Exactly retype the lines below from the one containing "Output a JSON" through the end of the listing. Leave pictures out.

_ _ _ _

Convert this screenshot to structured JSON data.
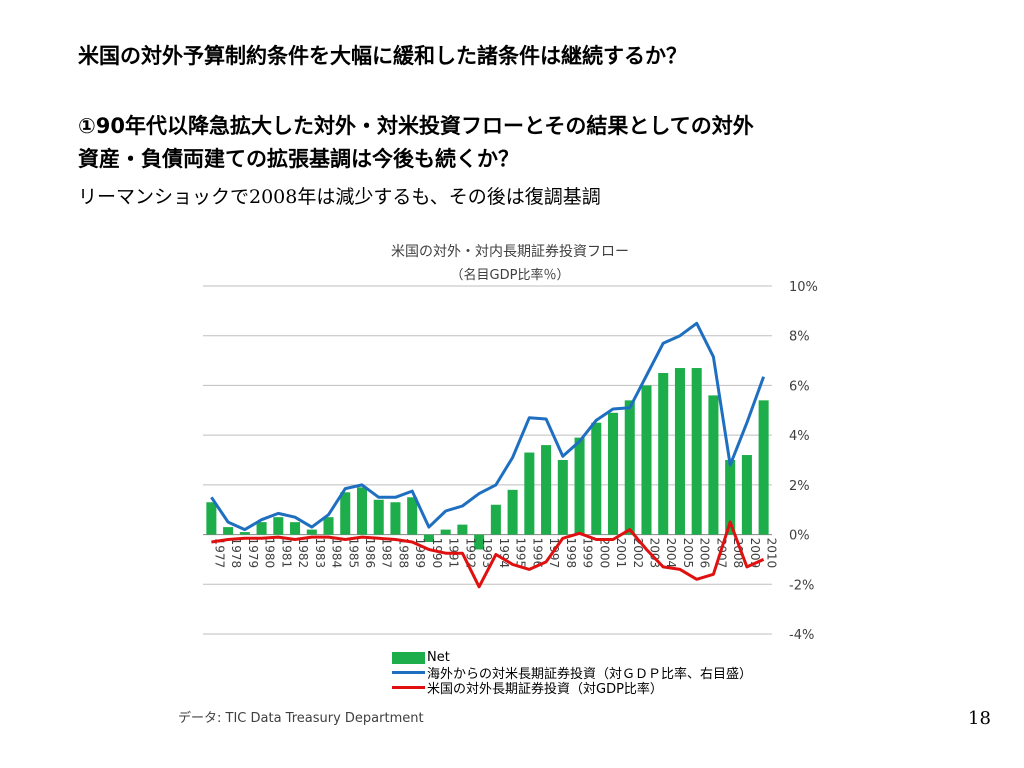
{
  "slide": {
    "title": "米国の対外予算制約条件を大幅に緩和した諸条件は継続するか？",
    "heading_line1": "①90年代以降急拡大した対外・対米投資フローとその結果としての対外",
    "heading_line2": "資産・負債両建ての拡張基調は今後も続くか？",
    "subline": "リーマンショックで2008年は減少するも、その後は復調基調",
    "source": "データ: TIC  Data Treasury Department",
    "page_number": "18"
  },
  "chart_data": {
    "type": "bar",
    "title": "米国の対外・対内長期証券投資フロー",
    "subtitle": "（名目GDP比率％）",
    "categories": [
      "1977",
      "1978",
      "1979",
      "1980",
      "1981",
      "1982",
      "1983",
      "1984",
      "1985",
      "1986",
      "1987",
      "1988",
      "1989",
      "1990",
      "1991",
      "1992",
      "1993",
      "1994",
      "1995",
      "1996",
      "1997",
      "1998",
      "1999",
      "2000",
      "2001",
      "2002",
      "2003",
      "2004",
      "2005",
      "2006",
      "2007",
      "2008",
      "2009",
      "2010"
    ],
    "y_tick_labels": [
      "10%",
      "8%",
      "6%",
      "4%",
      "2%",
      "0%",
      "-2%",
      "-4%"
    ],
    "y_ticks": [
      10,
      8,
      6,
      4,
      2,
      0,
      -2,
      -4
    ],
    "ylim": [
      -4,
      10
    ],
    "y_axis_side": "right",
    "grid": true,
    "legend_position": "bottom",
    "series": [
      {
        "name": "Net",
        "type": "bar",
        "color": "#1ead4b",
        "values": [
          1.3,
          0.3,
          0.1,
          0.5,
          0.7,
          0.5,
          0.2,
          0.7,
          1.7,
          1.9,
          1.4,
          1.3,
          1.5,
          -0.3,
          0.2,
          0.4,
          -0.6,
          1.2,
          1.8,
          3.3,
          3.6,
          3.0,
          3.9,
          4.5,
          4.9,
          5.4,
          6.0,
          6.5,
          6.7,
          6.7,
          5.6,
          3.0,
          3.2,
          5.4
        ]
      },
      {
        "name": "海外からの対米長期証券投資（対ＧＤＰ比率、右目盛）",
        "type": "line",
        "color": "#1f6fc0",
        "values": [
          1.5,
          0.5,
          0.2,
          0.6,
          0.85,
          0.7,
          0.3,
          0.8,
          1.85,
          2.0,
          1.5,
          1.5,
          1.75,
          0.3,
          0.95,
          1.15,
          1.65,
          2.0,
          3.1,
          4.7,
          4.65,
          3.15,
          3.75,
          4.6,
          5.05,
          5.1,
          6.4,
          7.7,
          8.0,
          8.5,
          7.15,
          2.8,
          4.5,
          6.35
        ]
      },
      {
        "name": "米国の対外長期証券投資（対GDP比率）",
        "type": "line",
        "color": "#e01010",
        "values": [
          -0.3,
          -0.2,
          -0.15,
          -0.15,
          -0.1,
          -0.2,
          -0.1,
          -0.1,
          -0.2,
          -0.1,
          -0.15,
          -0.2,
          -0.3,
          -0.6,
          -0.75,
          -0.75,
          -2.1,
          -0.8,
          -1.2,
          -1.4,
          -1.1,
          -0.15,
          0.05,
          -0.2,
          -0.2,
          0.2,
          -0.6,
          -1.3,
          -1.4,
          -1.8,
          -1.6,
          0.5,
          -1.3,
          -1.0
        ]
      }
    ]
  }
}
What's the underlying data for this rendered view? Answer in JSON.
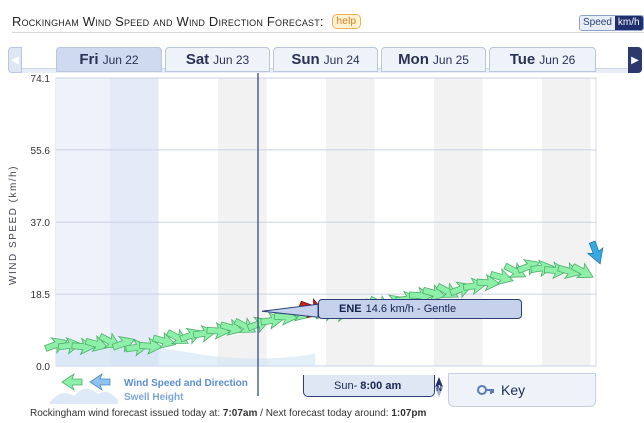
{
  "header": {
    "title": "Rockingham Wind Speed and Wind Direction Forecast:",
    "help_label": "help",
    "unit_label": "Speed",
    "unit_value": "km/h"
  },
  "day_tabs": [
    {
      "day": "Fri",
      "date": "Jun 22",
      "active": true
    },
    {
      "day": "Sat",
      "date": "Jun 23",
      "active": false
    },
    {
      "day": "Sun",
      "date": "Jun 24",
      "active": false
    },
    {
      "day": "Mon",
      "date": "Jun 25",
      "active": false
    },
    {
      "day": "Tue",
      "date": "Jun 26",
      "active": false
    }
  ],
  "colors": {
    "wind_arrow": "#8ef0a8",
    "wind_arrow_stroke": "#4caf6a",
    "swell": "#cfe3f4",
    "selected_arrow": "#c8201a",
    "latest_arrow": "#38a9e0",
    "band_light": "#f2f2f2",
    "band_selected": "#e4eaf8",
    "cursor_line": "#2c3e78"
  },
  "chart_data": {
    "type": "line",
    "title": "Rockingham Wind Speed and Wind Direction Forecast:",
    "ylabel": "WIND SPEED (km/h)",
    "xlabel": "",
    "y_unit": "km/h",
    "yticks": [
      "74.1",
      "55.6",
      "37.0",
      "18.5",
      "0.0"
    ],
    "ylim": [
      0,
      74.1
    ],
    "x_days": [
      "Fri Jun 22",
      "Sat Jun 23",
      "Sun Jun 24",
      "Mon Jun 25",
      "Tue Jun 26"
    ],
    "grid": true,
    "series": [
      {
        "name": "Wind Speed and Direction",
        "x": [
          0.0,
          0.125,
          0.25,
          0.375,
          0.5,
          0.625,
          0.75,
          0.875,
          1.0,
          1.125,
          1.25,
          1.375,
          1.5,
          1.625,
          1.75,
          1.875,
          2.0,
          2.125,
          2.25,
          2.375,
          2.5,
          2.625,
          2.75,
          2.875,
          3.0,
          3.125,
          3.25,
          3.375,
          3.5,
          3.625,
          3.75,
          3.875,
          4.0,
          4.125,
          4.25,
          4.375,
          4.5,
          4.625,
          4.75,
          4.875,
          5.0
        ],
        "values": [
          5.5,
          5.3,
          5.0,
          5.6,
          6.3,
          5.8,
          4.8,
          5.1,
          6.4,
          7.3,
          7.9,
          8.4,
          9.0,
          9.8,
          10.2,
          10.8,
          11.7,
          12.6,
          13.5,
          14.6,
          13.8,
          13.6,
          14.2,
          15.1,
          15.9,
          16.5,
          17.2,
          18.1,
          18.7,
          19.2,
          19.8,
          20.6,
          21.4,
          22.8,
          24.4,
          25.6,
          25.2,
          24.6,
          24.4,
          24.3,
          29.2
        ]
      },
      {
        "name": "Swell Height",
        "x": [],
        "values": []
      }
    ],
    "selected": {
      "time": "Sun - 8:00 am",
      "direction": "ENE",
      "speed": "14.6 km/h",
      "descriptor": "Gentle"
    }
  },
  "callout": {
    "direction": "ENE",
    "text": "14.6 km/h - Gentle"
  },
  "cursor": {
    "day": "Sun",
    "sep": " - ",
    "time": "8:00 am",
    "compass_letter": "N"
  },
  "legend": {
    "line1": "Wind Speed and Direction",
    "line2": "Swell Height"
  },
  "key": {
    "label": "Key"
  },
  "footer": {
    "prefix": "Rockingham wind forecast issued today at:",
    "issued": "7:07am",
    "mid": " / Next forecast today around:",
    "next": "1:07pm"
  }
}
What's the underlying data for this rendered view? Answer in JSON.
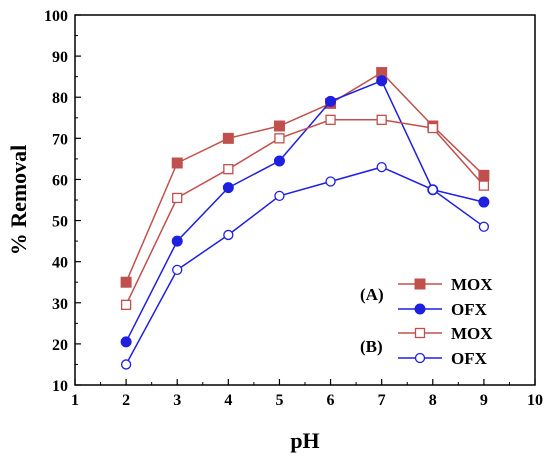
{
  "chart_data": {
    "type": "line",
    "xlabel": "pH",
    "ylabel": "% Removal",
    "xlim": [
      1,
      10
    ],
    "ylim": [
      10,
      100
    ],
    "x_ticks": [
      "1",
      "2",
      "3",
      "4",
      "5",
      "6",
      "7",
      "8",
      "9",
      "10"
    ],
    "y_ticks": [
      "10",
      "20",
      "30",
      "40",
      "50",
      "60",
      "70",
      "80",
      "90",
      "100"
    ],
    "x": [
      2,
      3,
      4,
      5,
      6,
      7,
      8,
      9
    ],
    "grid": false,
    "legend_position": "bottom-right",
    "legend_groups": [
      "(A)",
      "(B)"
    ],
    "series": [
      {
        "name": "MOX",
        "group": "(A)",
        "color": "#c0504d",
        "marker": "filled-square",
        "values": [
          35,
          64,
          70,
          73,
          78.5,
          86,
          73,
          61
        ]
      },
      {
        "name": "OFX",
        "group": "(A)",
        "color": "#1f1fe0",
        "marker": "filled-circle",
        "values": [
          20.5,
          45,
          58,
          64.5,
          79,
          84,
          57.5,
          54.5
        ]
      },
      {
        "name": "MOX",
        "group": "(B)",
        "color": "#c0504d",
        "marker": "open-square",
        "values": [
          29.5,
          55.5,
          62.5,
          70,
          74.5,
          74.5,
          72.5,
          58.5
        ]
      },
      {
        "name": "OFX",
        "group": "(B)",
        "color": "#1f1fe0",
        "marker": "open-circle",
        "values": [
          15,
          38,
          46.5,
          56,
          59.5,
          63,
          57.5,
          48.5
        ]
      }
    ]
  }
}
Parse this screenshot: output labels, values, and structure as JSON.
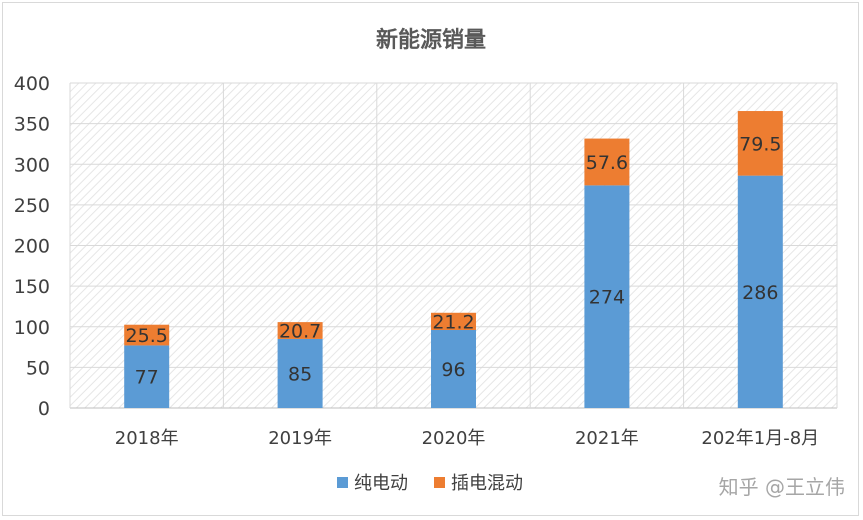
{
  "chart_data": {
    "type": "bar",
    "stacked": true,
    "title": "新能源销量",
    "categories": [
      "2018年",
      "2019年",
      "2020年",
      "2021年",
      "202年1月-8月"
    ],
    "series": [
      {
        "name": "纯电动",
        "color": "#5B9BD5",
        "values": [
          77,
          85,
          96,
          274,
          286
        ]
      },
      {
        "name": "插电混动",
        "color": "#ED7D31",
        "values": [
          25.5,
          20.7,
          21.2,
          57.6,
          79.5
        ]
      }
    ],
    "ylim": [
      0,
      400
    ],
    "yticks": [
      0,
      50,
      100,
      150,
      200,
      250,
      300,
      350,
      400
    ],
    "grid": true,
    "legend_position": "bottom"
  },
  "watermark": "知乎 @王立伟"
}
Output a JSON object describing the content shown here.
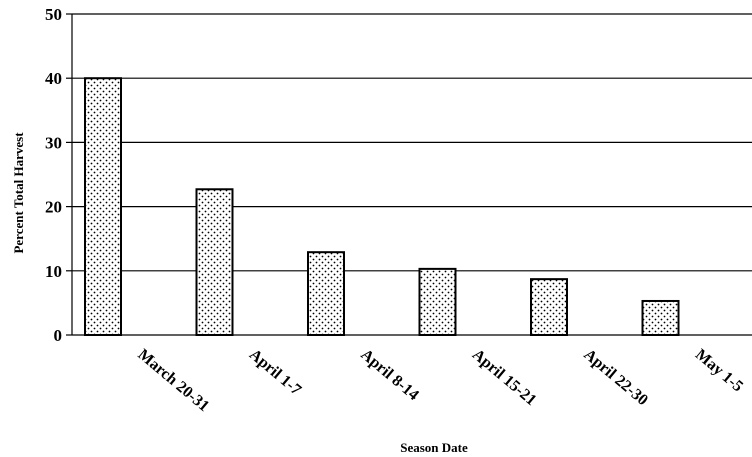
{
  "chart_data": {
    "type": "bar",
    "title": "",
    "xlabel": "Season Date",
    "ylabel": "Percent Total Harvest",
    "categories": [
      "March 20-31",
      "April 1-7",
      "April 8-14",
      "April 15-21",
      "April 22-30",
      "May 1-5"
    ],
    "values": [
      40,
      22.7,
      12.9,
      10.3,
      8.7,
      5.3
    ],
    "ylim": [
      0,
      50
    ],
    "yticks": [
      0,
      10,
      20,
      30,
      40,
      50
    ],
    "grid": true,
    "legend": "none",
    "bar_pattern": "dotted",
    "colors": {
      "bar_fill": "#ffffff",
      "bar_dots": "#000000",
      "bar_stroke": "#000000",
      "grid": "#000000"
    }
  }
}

_ _ _ _

**Finished task**:
Output a JSON object describing the content shown here.
{
  "chart_data": {
    "type": "bar",
    "title": "",
    "xlabel": "Season Date",
    "ylabel": "Percent Total Harvest",
    "categories": [
      "March 20-31",
      "April 1-7",
      "April 8-14",
      "April 15-21",
      "April 22-30",
      "May 1-5"
    ],
    "values": [
      40,
      22.7,
      12.9,
      10.3,
      8.7,
      5.3
    ],
    "ylim": [
      0,
      50
    ],
    "yticks": [
      0,
      10,
      20,
      30,
      40,
      50
    ],
    "grid": true,
    "legend": "none",
    "bar_pattern": "dotted",
    "colors": {
      "bar_fill": "#ffffff",
      "bar_dots": "#000000",
      "bar_stroke": "#000000",
      "grid": "#000000"
    }
  }
}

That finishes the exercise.